▶ **TEXT SHOWN**:
◆ ◆ ◆ ◆ ◆
ENS students *assimilate* with composite units which means that they can immediately interpret a number, such as seven, as a composite unit containing seven individual units of one. Assimilating with composite units makes the students’ conception of a composite unit anticipatory and material for reflection and, in turn, allows the students’ conception to be “explicit.” With this explicit understanding of a composite unit, ENS students can, in mental activity, construct a unit of units of units—21 as three groups of seven, for example (Fig. 3), although the third level of units is not anticipated prior to activity and decays following activity (Ulrich, 2016a). Furthermore, ENS students have constructed a disembedding operation and an iterable unit of one (Steffe, 2010). A *disembedding operation* allows ENS students to think about mentally removing units from the composite unit without destroying either quantity (Ulrich, 2016a). This facilitates comparison of the two units. An *iterable unit of one* implies the ability to mentally repeat a unit of one and conceive of it as identical to other units of one (Olive, 2001). In combination, disembedding and iterating units of one facilitate multiplicative reasoning (Ulrich, 2016a) because they support ENS students in reasoning that a composite unit of seven, for instance, is seven times the size of one. Assimilating with composite units, disembedding, and iterating units of one make an ENS the onset of multiplicative reasoning (Tzur et al., 2013; Ulrich, 2016a).

These operations support the multiplicative reasoning of ENS students, like Johanna (Steffe, 1992). Johanna was shown four rows of three blocks and told there were some more rows of three blocks hidden beneath a screen, for a total of seven rows. When asked how many rows were hidden, she almost immediately responded that there were three. Johanna could operate on the rows as if they were units of one while mentally maintaining the three blocks within the rows (composite units), which constitutes multiplicative reasoning (Steffe, 1992).

### 3.4 Advanced tacitly nested number sequence

aTNS students assimilate with composite units (Ulrich, 2016b), which is more sophisticated than TNS students (Ulrich, 2016a), and the qualifier “advanced” in aTNS is literal in its meaning (Ulrich, 2016b); aTNS students have a more advanced concept of composite units than do TNS students. For aTNS students, a number like seven can be assimilated as a unit containing seven units. Then, in mental activity, aTNS students can conceive of a unit of units of units—21 as three groups of seven, for example (Fig. 4). Although the three-level unit structure is not anticipated prior to activity and decays following activity, the composite unit is available for reflection (Ulrich, 2016a). This is in comparison to TNS students, for whom the composite unit is unavailable for reflection following mental activity (Ulrich, 2015).

aTNS students’ reasoning about number, however, is less sophisticated than ENS students’. Whereas both groups assimilate with composite units, aTNS students neither disembed nor iterate units of one (Ulrich, 2016b). ENS students can conceive of a number, such as seven, as seven iterations of identical units of one, and can mentally disembed and compare units to the composite unit (see Fig. 3); aTNS students cannot. Rather, aTNS students conceive of seven as a counting sequence from one to seven, or ten to sixteen, for example. Furthermore, to mentally remove a unit from the composite would destroy the mental records of the composite unit for aTNS students. For these reasons, the cognitive structures of aTNS students do not support multiplicative reasoning.
◆ ◆ ◆ ◆ ◆
▶ **MATERIAL**:
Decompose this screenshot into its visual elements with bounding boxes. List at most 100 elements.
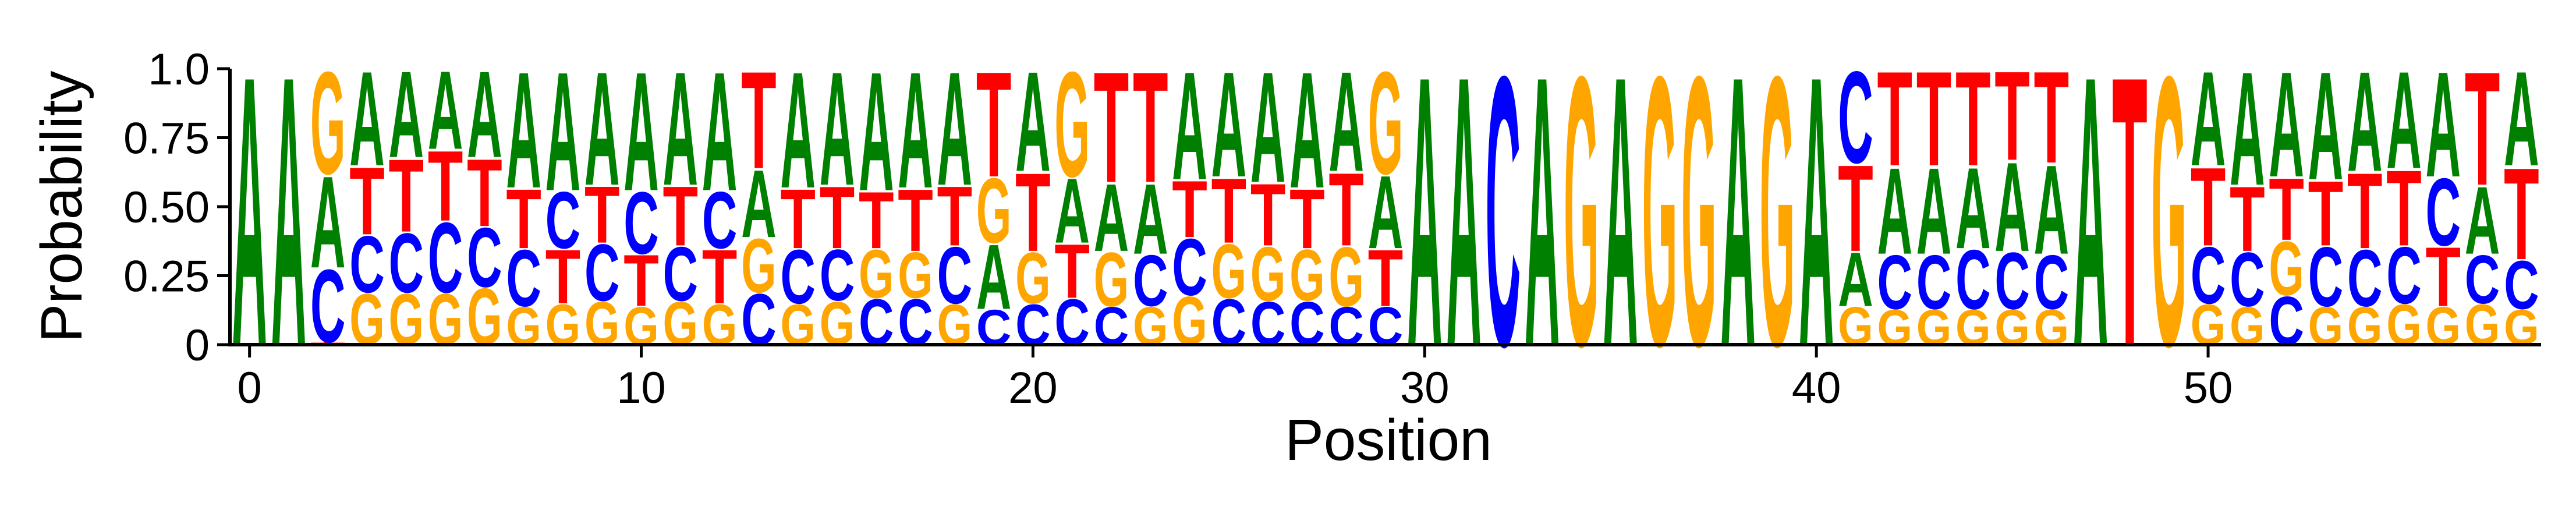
◆ ◆ ◆ ◆ ◆
▶ **TASK REQUIREMENTS**:
[1] According to the passage on students' number sequences, which two operations do aTNS students not perform?
[2] Print the portion of the passage on students' number sequences starting at "These operations support" and ending at "reasoning (Steffe, 1992).".
[3] Carry on the passage on students' number sequences beyond its final sentence.

▶ **ANSWERS TO EACH TASK**:
[1] They neither disembed nor iterate units of one.

[2]
These operations support the multiplicative reasoning of ENS students, like Johanna (Steffe, 1992). Johanna was shown four rows of three blocks and told there were some more rows of three blocks hidden beneath a screen, for a total of seven rows. When asked how many rows were hidden, she almost immediately responded that there were three. Johanna could operate on the rows as if they were units of one while mentally maintaining the three blocks within the rows (composite units), which constitutes multiplicative reasoning (Steffe, 1992).

[3]
## 4 Purpose and research questions

Students construct multiplicative reasoning when they make accommodations to their number sequences (Steffe, 1992). Research has also directly linked number sequences to constructing multiplicative reasoning. Wilkins et al. (2020) found that students who construct an INS by the beginning of second grade are 1.79 and 2.80 times more likely to construct multiplicative reasoning by the beginning of fourth and fifth grades, respectively, compared to students who have not constructed at least an INS in second grade. Similarly, students who construct a TNS by the beginning of second grade are 2.03 and 4.57 times more likely to construct multiplicative reasoning by the beginning of fourth and fifth grades, respectively, compared to students who had not constructed at least an INS. These results quantify the relationship between students’ number sequences and their construction of multiplicative reasoning. Furthermore, Tzur et al. (2010) stated that “when teaching does promote construction of … numbers as the *conceptual* prerequisite—substantial progress into multiplication and division can be nurtured” (p. 10, emphasis in original). Therefore, students must construct sufficiently sophisticated concepts of number, including assimilatory composite units, before the spring that engenders multiplicative reasoning is released.

The purpose of this study is to examine students’ construction of multiplicative reasoning, as understood through the number sequences. This study asks: *Do the proportions of students who have constructed multiplicative reasoning compared to the proportions who have not constructed multiplicative reasoning differ across the middle grades?* Analyzing this question through the number sequence framework supports a focus on students’ fluency with composite units: INS students do not construct composite units, TNS students construct composite units in activity, aTNS students assimilate with composite units but do not reason multiplicatively, and ENS students assimilate with composite units and reason multiplicatively. Thus, we will analyze the relative proportions of these different groups of students between grade levels to investigate Tzur et al.’s (2010) conclusion that assimilating with composite units, as indicated by a student’s construction of an aTNS in this study, is a conceptual spring to multiplicative reasoning, as indicated by a student’s construction of an ENS in this study. This will be accomplished by comparing the proportions of students at each grade level who have not constructed assimilatory composite units (i.e., INS and TNS students) to multiplicative reasoning (i.e., an ENS) and the proportions of students at each grade level who have constructed assimilatory composite units but not multiplicative reasoning (i.e., aTNS students) to multiplicative reasoning (i.e., an ENS). A significant difference in these proportions would indicate the significant role of assimilatory composite units in the development of multiplicative reasoning.

## 5 Methods

### 5.1 Participants

This study was conducted in the rural southeastern USA and involved 326 students in grades 6 through 9. Participants in grades six through eight attended a single middle school, and students in grade 9 attended a single high school. All students who attended the participating middle school would advance to the participating high school upon entrance to ninth grade, and no other middle schools advanced to the participating high school. Therefore, the participants represent a trajectory within a school district. The town in which the school district is located has approximately 7000 residents and is located in Appalachia. At the schools included in the study, 49.1% of students are identified as economically disadvantaged, and 92.0% are White.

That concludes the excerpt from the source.